### What you need to do
Copy only the lines between the one containing "Convert this document image to plain text." and the end of the records, both included, leaving out pictures.

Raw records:
+ + + +

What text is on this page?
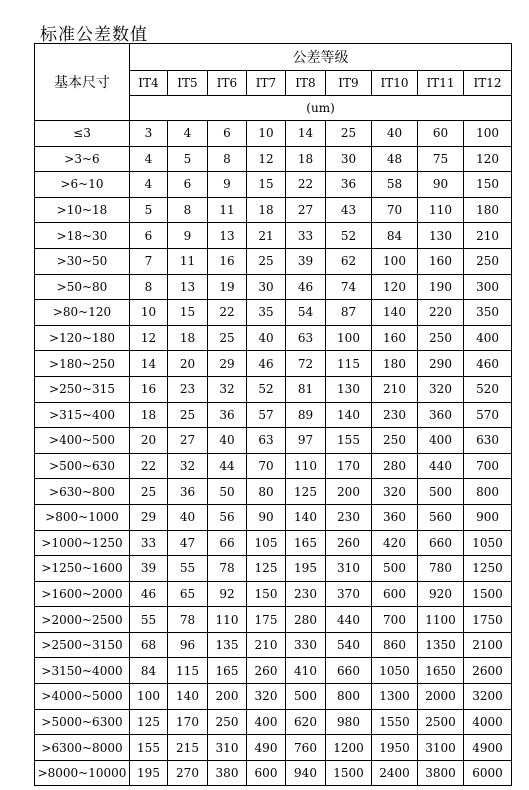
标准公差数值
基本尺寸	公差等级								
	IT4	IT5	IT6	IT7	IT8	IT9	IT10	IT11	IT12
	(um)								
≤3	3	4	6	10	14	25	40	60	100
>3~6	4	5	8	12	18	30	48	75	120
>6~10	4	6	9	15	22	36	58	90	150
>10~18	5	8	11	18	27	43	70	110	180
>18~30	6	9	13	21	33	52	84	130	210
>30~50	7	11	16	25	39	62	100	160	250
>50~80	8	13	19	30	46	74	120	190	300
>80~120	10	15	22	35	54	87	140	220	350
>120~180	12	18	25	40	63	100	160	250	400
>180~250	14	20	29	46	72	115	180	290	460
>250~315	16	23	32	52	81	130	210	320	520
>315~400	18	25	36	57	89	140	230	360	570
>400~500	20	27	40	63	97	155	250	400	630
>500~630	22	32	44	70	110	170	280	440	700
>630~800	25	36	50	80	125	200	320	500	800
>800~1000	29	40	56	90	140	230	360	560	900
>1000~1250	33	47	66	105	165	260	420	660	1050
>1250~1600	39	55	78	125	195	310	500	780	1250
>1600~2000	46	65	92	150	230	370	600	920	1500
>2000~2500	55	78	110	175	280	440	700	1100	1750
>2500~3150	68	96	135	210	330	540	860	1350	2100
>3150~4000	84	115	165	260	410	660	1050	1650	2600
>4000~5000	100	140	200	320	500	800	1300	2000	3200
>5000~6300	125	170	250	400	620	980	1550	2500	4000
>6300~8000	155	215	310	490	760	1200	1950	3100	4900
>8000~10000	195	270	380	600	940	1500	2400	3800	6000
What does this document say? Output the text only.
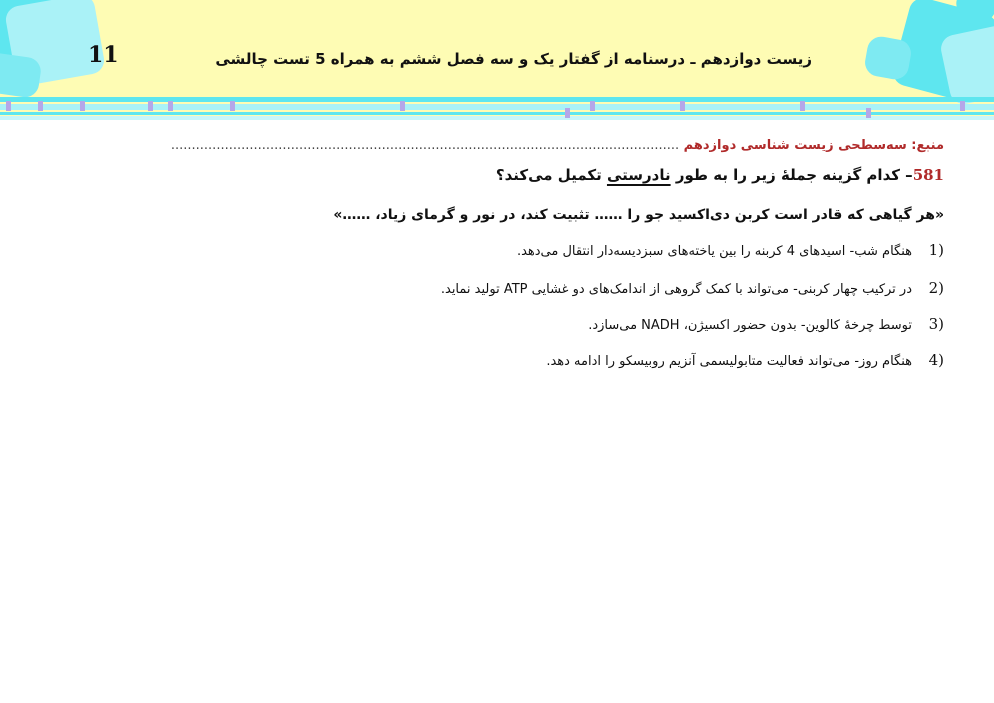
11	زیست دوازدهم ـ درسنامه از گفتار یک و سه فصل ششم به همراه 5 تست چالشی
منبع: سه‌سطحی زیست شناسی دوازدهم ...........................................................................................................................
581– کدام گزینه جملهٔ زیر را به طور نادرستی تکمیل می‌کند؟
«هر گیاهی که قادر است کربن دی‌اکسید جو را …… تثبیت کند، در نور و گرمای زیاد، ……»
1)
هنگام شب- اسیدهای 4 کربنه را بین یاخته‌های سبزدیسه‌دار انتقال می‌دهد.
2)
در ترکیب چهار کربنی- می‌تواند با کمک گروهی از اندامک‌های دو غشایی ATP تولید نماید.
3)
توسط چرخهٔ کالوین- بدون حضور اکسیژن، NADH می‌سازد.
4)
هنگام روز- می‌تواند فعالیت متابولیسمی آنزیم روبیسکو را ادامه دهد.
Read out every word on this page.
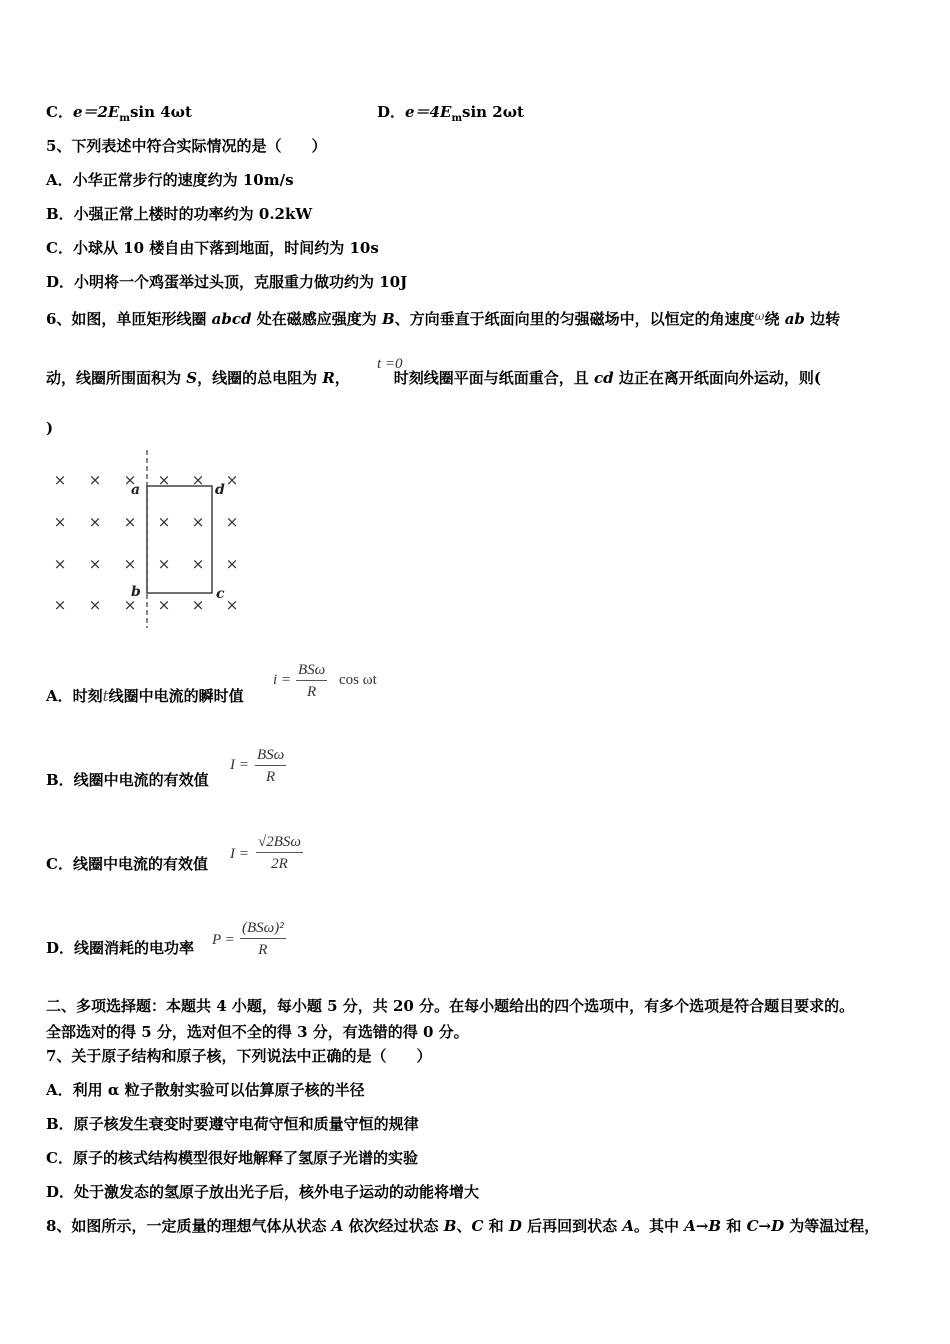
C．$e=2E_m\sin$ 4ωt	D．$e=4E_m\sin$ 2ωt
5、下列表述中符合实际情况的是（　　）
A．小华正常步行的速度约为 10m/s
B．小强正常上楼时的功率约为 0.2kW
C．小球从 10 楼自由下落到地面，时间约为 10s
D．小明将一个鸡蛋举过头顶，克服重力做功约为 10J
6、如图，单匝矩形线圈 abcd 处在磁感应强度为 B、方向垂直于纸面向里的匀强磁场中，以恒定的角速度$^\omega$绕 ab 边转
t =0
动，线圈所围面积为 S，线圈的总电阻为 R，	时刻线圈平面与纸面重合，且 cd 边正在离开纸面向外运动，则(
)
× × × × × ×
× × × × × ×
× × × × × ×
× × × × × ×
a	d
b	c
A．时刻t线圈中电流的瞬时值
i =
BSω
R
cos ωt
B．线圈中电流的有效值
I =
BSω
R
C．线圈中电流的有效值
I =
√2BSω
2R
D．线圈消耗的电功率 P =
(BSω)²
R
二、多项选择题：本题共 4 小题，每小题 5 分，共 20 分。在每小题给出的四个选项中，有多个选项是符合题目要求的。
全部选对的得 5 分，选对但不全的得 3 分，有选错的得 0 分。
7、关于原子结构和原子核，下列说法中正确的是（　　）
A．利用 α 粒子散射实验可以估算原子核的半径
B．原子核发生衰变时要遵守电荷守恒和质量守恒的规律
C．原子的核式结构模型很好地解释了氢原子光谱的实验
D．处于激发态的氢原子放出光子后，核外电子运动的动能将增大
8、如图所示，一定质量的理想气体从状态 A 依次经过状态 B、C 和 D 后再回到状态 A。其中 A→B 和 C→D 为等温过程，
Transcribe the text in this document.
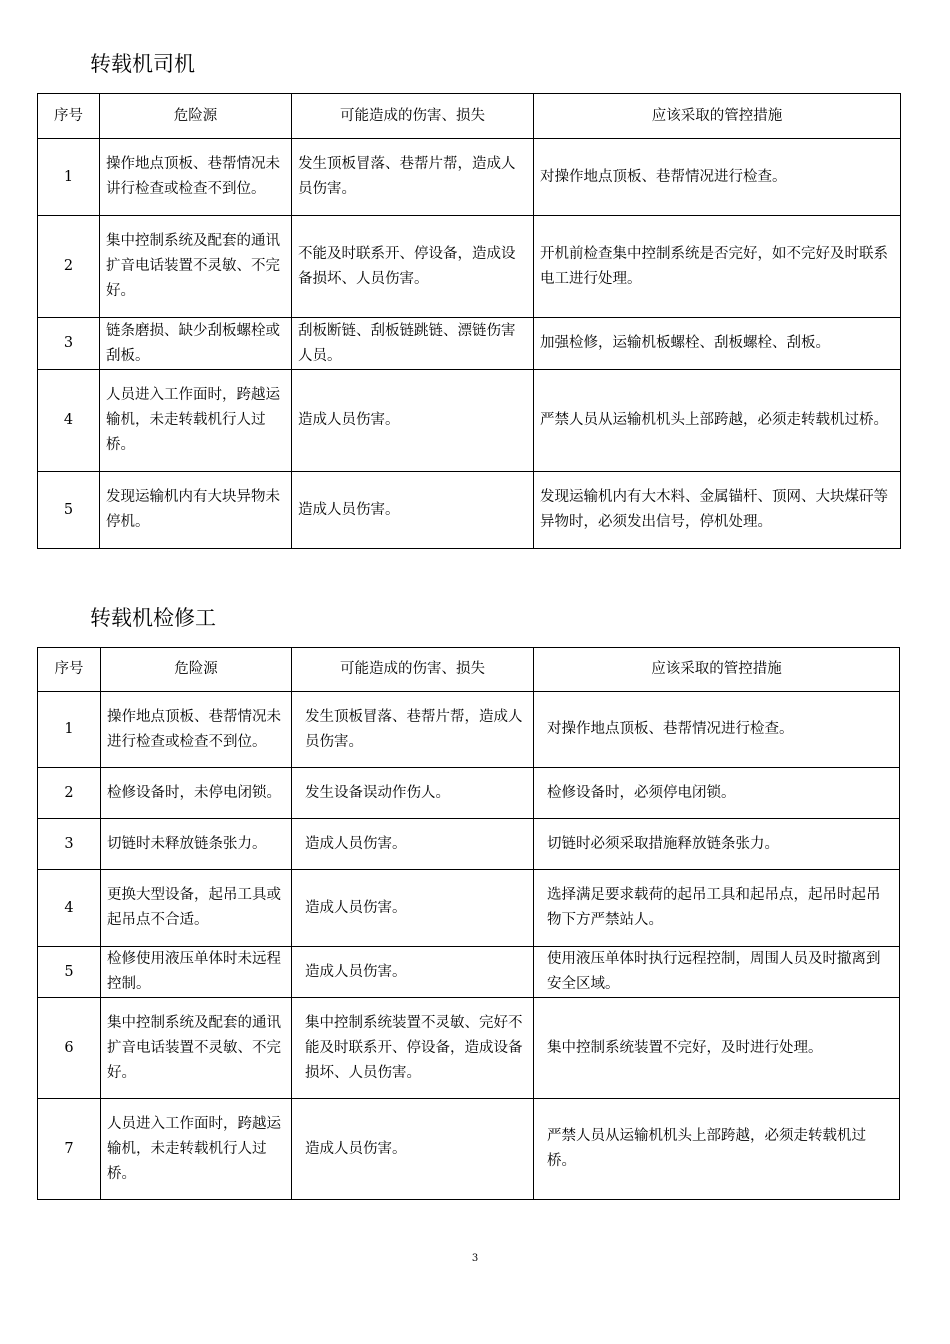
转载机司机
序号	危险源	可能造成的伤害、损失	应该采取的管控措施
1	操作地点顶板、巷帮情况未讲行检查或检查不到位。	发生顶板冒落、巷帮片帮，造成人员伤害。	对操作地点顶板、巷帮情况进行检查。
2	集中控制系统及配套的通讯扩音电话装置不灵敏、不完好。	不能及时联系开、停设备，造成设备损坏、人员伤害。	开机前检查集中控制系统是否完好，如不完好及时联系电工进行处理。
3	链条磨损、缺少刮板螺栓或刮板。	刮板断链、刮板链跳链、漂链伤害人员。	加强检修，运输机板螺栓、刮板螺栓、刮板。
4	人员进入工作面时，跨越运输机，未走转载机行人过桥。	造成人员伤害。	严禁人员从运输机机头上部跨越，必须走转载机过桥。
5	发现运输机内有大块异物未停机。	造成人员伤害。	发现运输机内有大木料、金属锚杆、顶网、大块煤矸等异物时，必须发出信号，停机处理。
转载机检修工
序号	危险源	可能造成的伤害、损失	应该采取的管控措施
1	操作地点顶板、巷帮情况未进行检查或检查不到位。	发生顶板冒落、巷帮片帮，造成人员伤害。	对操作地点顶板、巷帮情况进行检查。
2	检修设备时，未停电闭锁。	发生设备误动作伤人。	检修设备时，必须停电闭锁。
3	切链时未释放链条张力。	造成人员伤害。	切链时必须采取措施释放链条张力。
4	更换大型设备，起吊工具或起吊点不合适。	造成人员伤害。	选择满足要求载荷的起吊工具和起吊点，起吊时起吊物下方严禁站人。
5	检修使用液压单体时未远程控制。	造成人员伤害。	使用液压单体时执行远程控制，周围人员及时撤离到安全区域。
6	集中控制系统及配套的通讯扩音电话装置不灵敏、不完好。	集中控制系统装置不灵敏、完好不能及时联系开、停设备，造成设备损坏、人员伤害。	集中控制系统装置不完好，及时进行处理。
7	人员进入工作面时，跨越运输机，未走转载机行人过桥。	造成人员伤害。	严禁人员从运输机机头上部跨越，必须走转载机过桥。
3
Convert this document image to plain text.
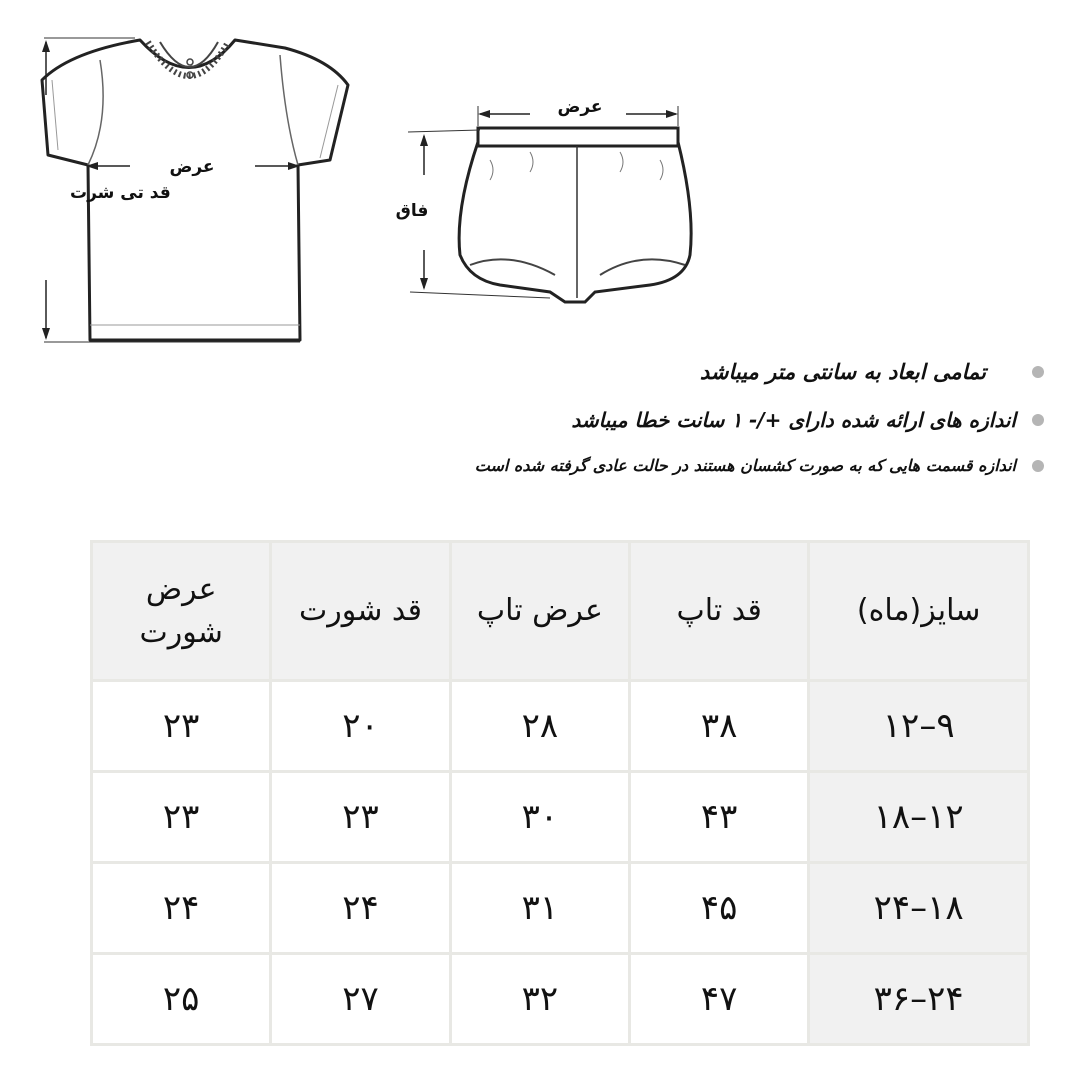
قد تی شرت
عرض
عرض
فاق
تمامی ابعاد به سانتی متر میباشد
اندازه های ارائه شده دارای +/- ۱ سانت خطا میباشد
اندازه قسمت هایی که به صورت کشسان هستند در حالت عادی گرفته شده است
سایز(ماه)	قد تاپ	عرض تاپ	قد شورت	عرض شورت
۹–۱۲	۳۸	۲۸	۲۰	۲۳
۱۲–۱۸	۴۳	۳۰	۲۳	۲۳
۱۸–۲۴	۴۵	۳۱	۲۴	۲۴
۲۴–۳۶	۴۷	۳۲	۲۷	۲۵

+ + + +

### The output
Convert this document image to plain text.
قد تی شرت
عرض
عرض
فاق
تمامی ابعاد به سانتی متر میباشد
اندازه های ارائه شده دارای +/- ۱ سانت خطا میباشد
اندازه قسمت هایی که به صورت کشسان هستند در حالت عادی گرفته شده است
سایز(ماه)	قد تاپ	عرض تاپ	قد شورت	عرض شورت
۹–۱۲	۳۸	۲۸	۲۰	۲۳
۱۲–۱۸	۴۳	۳۰	۲۳	۲۳
۱۸–۲۴	۴۵	۳۱	۲۴	۲۴
۲۴–۳۶	۴۷	۳۲	۲۷	۲۵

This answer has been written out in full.